● **Task requirements**
Report, as a bare number, how many lines of the material below contain the word "ребро".

######

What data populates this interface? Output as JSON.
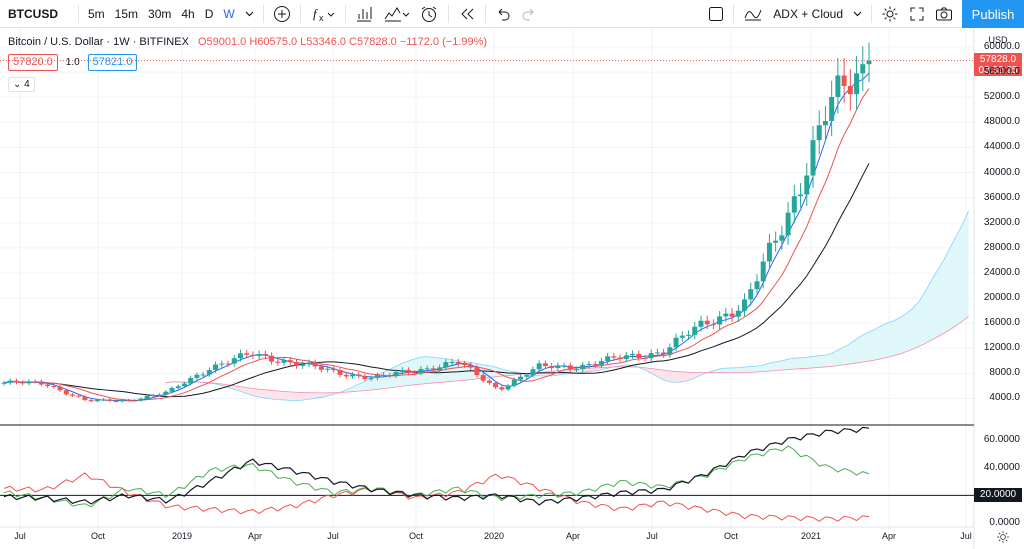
{
  "toolbar": {
    "symbol": "BTCUSD",
    "timeframes": [
      "5m",
      "15m",
      "30m",
      "4h",
      "D",
      "W"
    ],
    "active_timeframe": "W",
    "indicator_template": "ADX + Cloud",
    "publish_label": "Publish"
  },
  "legend": {
    "title": "Bitcoin / U.S. Dollar · 1W · BITFINEX",
    "ohlc": "O59001.0 H60575.0 L53346.0 C57828.0 −1172.0 (−1.99%)",
    "sell_price": "57820.0",
    "spread": "1.0",
    "buy_price": "57821.0",
    "collapsed_indicators": "4"
  },
  "price_axis": {
    "currency": "USD",
    "labels": [
      "60000.0",
      "56000.0",
      "52000.0",
      "48000.0",
      "44000.0",
      "40000.0",
      "36000.0",
      "32000.0",
      "28000.0",
      "24000.0",
      "20000.0",
      "16000.0",
      "12000.0",
      "8000.0",
      "4000.0"
    ],
    "last_price": "57828.0",
    "countdown": "03:32:25"
  },
  "osc_axis": {
    "labels": [
      "60.0000",
      "40.0000",
      "0.0000"
    ],
    "level_tag": "20.0000"
  },
  "time_axis": {
    "labels": [
      "Jul",
      "Oct",
      "2019",
      "Apr",
      "Jul",
      "Oct",
      "2020",
      "Apr",
      "Jul",
      "Oct",
      "2021",
      "Apr",
      "Jul"
    ]
  },
  "colors": {
    "up": "#26a69a",
    "down": "#ef5350",
    "tenkan": "#2962ff",
    "kijun": "#ef5350",
    "slow_ma": "#131722",
    "cloud_bull": "#b2ebf2",
    "cloud_bear": "#f8bbd0",
    "adx": "#131722",
    "di_plus": "#4caf50",
    "di_minus": "#ef5350"
  },
  "chart_data": {
    "type": "line",
    "title": "Bitcoin / U.S. Dollar · 1W · BITFINEX",
    "ylim": [
      0,
      62000
    ],
    "series": [
      {
        "name": "",
        "x": [
          "2018-07",
          "2018-10",
          "2018-12",
          "2019-02",
          "2019-04",
          "2019-06",
          "2019-07",
          "2019-09",
          "2019-10",
          "2019-12",
          "2020-01",
          "2020-02",
          "2020-03",
          "2020-05",
          "2020-07",
          "2020-09",
          "2020-10",
          "2020-11",
          "2020-12",
          "2021-01",
          "2021-02",
          "2021-03"
        ],
        "values": [
          6500,
          6400,
          3600,
          3700,
          5000,
          9000,
          11000,
          9800,
          8200,
          7300,
          8500,
          9800,
          5500,
          9000,
          9200,
          10500,
          11500,
          16000,
          19000,
          33000,
          50000,
          57828
        ]
      }
    ],
    "oscillator": {
      "ylim": [
        0,
        70
      ],
      "level": 20,
      "adx": [
        19,
        18,
        15,
        20,
        16,
        30,
        45,
        38,
        30,
        24,
        20,
        18,
        20,
        15,
        18,
        22,
        24,
        35,
        50,
        60,
        66,
        68
      ],
      "di_plus": [
        22,
        18,
        12,
        25,
        20,
        38,
        42,
        30,
        22,
        25,
        20,
        25,
        18,
        20,
        22,
        30,
        26,
        34,
        47,
        55,
        40,
        35
      ],
      "di_minus": [
        25,
        24,
        35,
        22,
        12,
        10,
        8,
        12,
        20,
        25,
        18,
        22,
        35,
        25,
        15,
        10,
        15,
        10,
        5,
        4,
        3,
        4
      ]
    }
  }
}
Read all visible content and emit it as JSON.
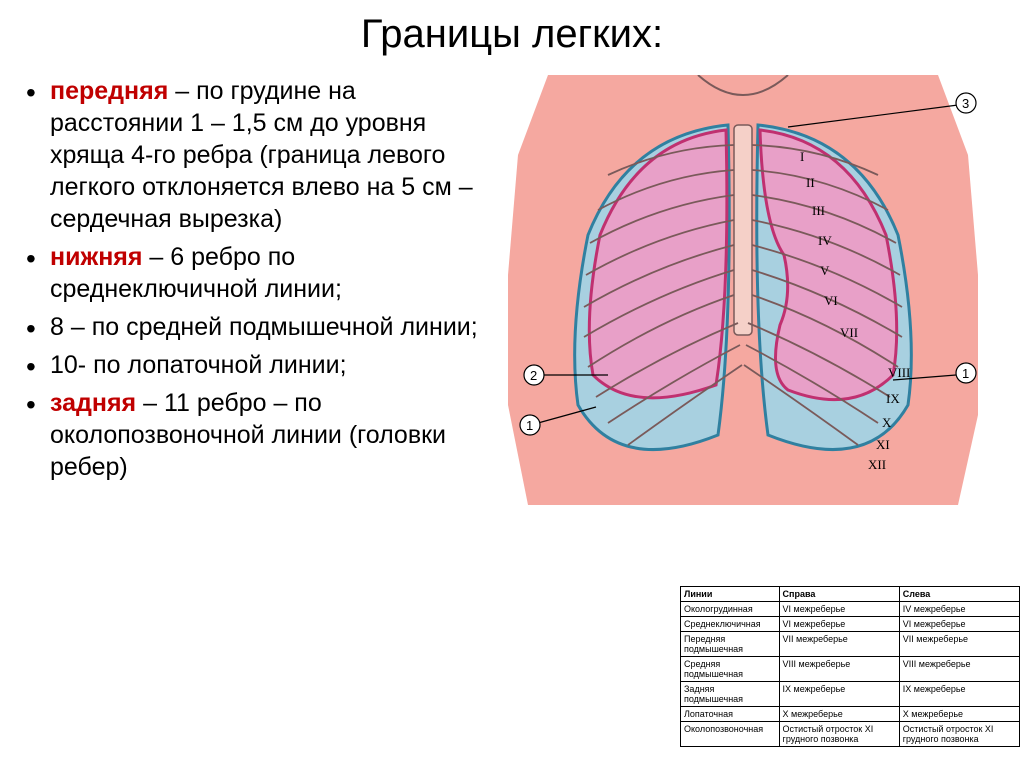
{
  "title": "Границы легких:",
  "bullets": [
    {
      "keyword": "передняя",
      "kw_color": "#c00000",
      "text": " – по грудине на расстоянии 1 – 1,5 см  до уровня хряща 4-го ребра (граница левого легкого отклоняется влево на 5 см – сердечная вырезка)"
    },
    {
      "keyword": "нижняя",
      "kw_color": "#c00000",
      "text": " – 6 ребро  по среднеключичной линии;"
    },
    {
      "keyword": "",
      "kw_color": "#000000",
      "text": "8 – по средней подмышечной линии;"
    },
    {
      "keyword": "",
      "kw_color": "#000000",
      "text": "10- по лопаточной линии;"
    },
    {
      "keyword": "задняя",
      "kw_color": "#c00000",
      "text": " – 11 ребро – по околопозвоночной линии (головки ребер)"
    }
  ],
  "table": {
    "columns": [
      "Линии",
      "Справа",
      "Слева"
    ],
    "rows": [
      [
        "Окологрудинная",
        "VI межреберье",
        "IV межреберье"
      ],
      [
        "Среднеключичная",
        "VI межреберье",
        "VI межреберье"
      ],
      [
        "Передняя подмышечная",
        "VII межреберье",
        "VII межреберье"
      ],
      [
        "Средняя подмышечная",
        "VIII межреберье",
        "VIII межреберье"
      ],
      [
        "Задняя подмышечная",
        "IX межреберье",
        "IX межреберье"
      ],
      [
        "Лопаточная",
        "X межреберье",
        "X межреберье"
      ],
      [
        "Околопозвоночная",
        "Остистый отросток XI грудного позвонка",
        "Остистый отросток XI грудного позвонка"
      ]
    ]
  },
  "diagram": {
    "skin_color": "#f5a8a0",
    "lung_fill": "#e8a0c8",
    "lung_stroke": "#c03070",
    "pleura_fill": "#a8d0e0",
    "pleura_stroke": "#3080a0",
    "rib_stroke": "#7a5a5a",
    "label_font": 13,
    "callouts": [
      "1",
      "2",
      "3"
    ],
    "rib_labels_left": [
      "I",
      "II",
      "III",
      "IV",
      "V",
      "VI",
      "VII"
    ],
    "rib_labels_bottom": [
      "VIII",
      "IX",
      "X",
      "XI",
      "XII"
    ]
  }
}
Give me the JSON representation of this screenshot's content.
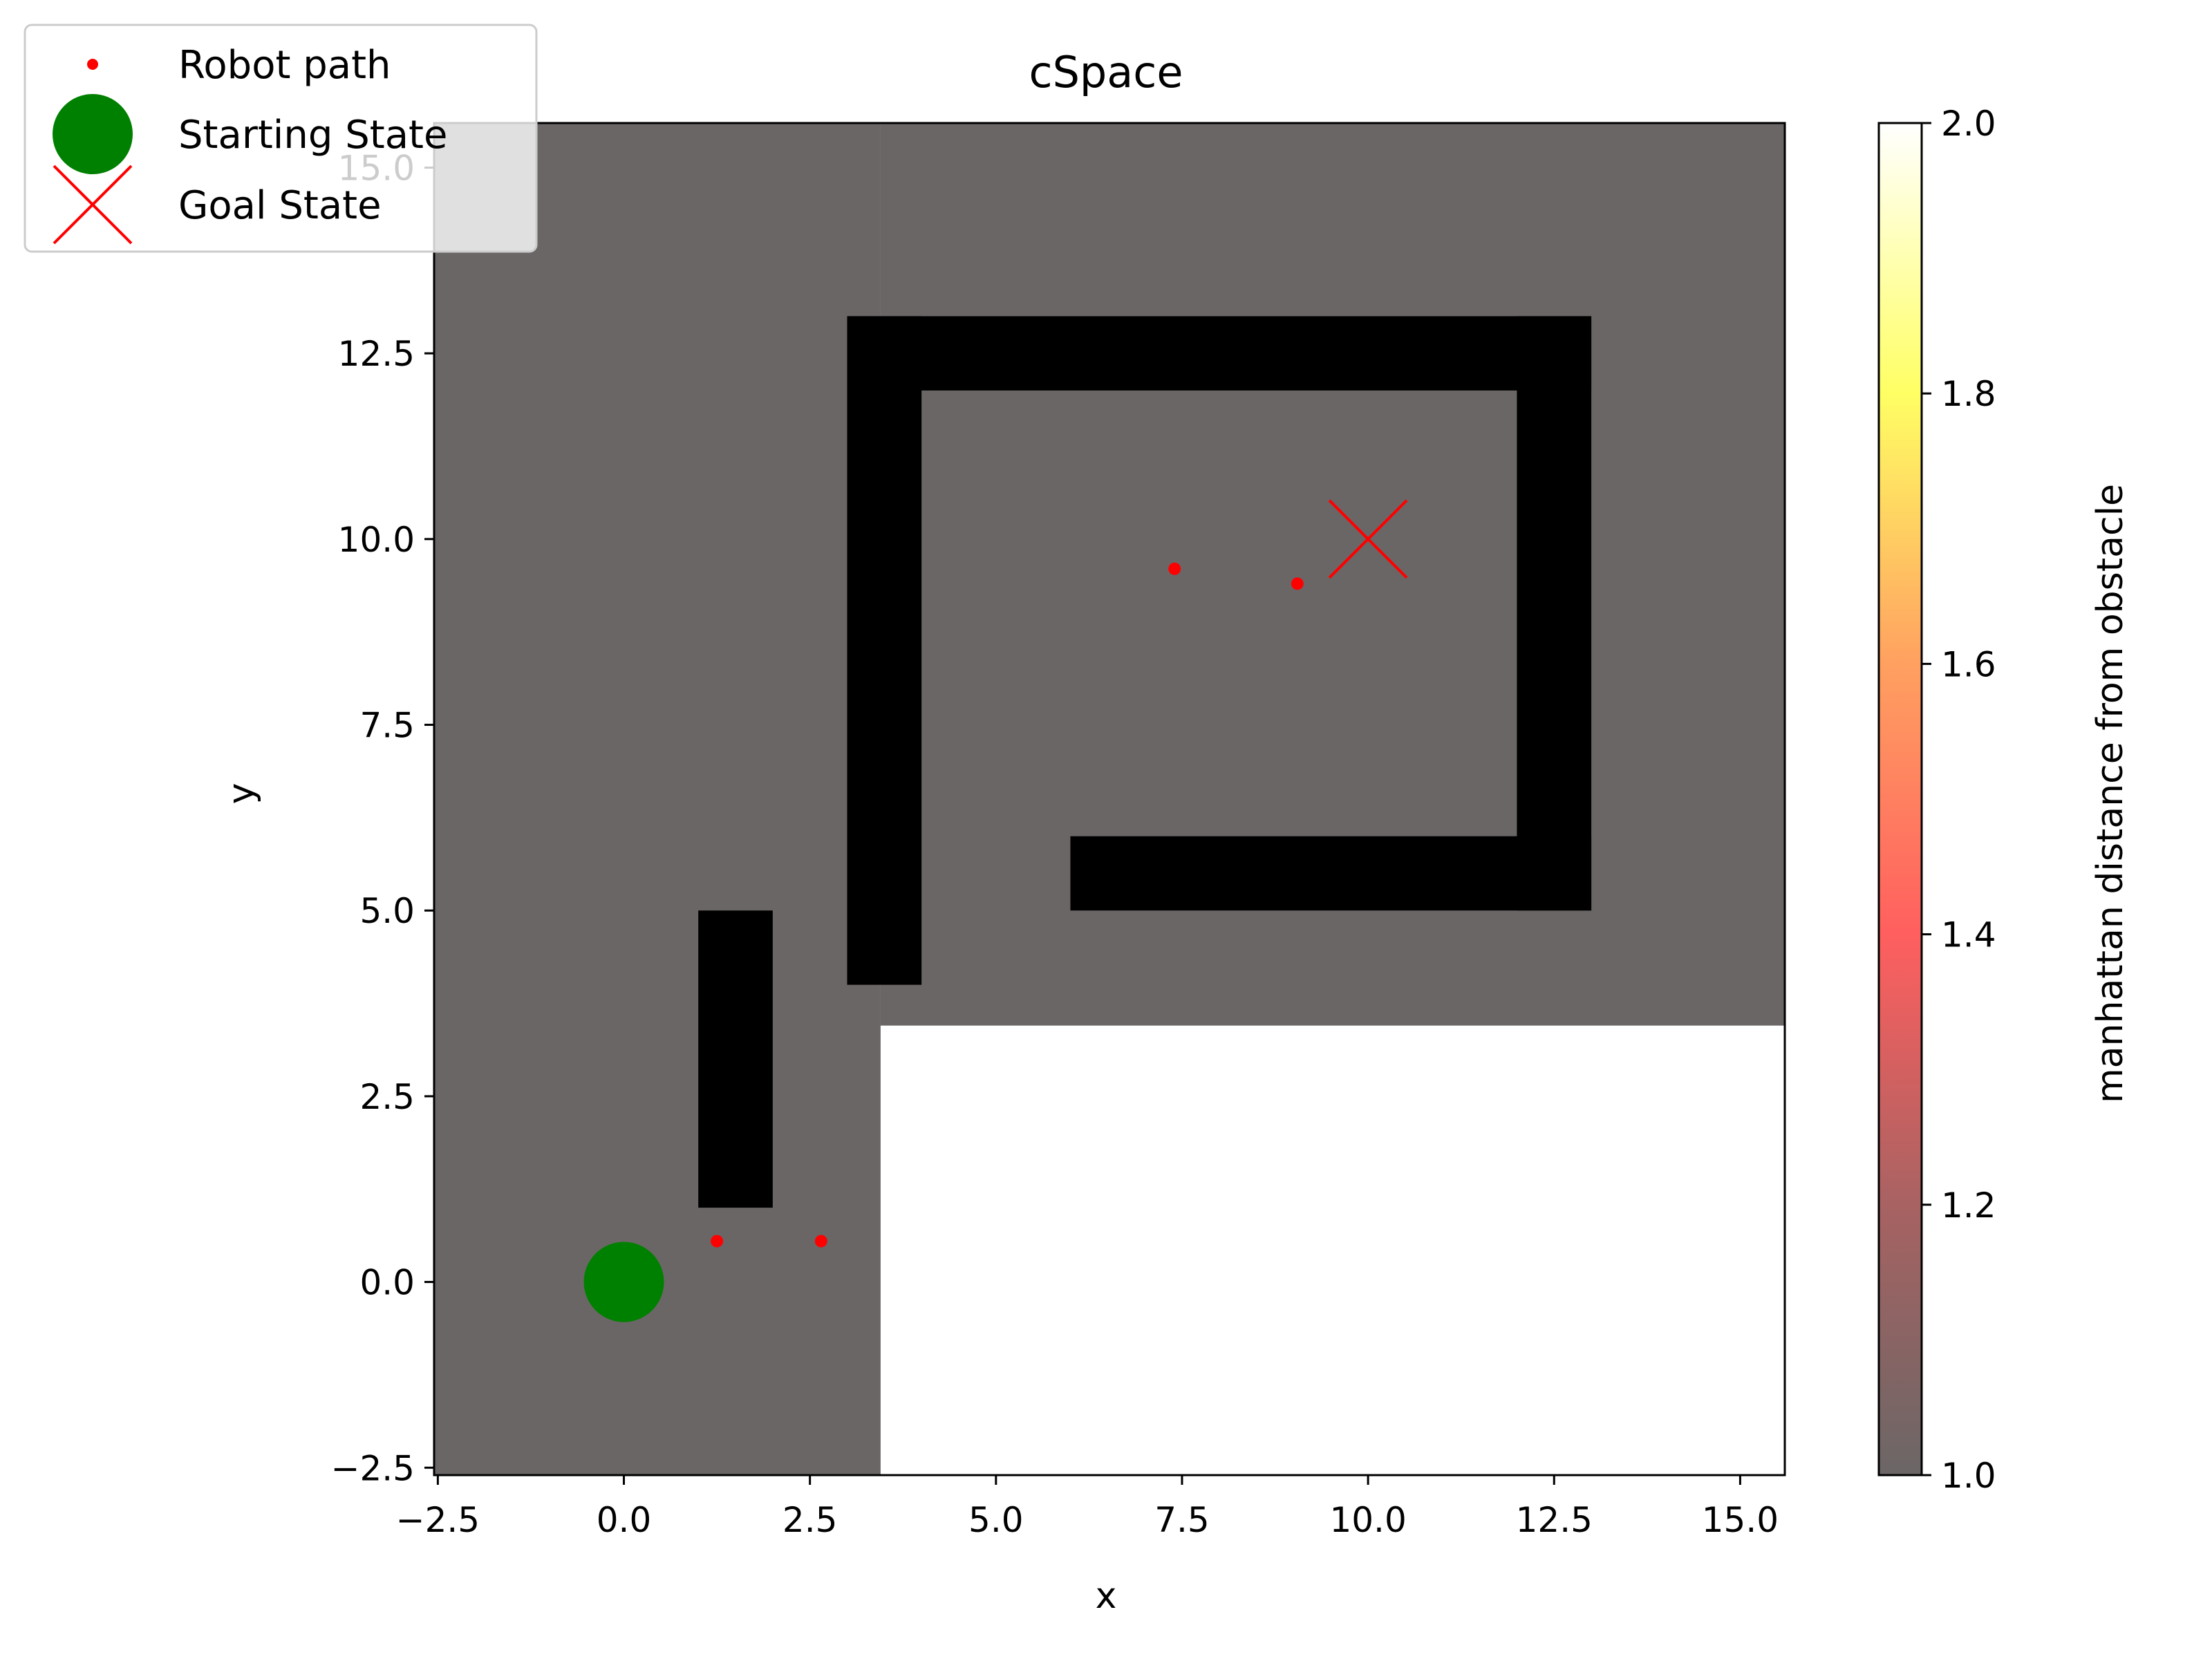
{
  "chart_data": {
    "type": "scatter",
    "title": "cSpace",
    "xlabel": "x",
    "ylabel": "y",
    "xlim": [
      -2.55,
      15.6
    ],
    "ylim": [
      -2.6,
      15.6
    ],
    "xticks": [
      -2.5,
      0.0,
      2.5,
      5.0,
      7.5,
      10.0,
      12.5,
      15.0
    ],
    "xtick_labels": [
      "−2.5",
      "0.0",
      "2.5",
      "5.0",
      "7.5",
      "10.0",
      "12.5",
      "15.0"
    ],
    "yticks": [
      -2.5,
      0.0,
      2.5,
      5.0,
      7.5,
      10.0,
      12.5,
      15.0
    ],
    "ytick_labels": [
      "−2.5",
      "0.0",
      "2.5",
      "5.0",
      "7.5",
      "10.0",
      "12.5",
      "15.0"
    ],
    "grid": false,
    "legend_position": "top-left",
    "background_regions": [
      {
        "x": [
          -2.55,
          3.45
        ],
        "y": [
          -2.6,
          15.6
        ],
        "value": 1.0
      },
      {
        "x": [
          3.45,
          15.6
        ],
        "y": [
          3.45,
          15.6
        ],
        "value": 1.0
      },
      {
        "x": [
          3.45,
          15.6
        ],
        "y": [
          -2.6,
          3.45
        ],
        "value": 2.0
      }
    ],
    "obstacles": [
      {
        "x": [
          1.0,
          2.0
        ],
        "y": [
          1.0,
          5.0
        ]
      },
      {
        "x": [
          3.0,
          4.0
        ],
        "y": [
          4.0,
          13.0
        ]
      },
      {
        "x": [
          3.0,
          13.0
        ],
        "y": [
          12.0,
          13.0
        ]
      },
      {
        "x": [
          12.0,
          13.0
        ],
        "y": [
          5.0,
          13.0
        ]
      },
      {
        "x": [
          6.0,
          13.0
        ],
        "y": [
          5.0,
          6.0
        ]
      }
    ],
    "series": [
      {
        "name": "Robot path",
        "marker": "small-dot",
        "color": "#ff0000",
        "x": [
          1.25,
          2.65,
          7.4,
          9.05
        ],
        "y": [
          0.55,
          0.55,
          9.6,
          9.4
        ]
      },
      {
        "name": "Starting State",
        "marker": "large-circle",
        "color": "#008000",
        "x": [
          0.0
        ],
        "y": [
          0.0
        ]
      },
      {
        "name": "Goal State",
        "marker": "x",
        "color": "#ff0000",
        "x": [
          10.0
        ],
        "y": [
          10.0
        ]
      }
    ],
    "colorbar": {
      "label": "manhattan distance from obstacle",
      "range": [
        1.0,
        2.0
      ],
      "ticks": [
        1.0,
        1.2,
        1.4,
        1.6,
        1.8,
        2.0
      ],
      "tick_labels": [
        "1.0",
        "1.2",
        "1.4",
        "1.6",
        "1.8",
        "2.0"
      ],
      "colormap": "hot",
      "alpha": 0.6
    }
  }
}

######

● **Solution for this task**
2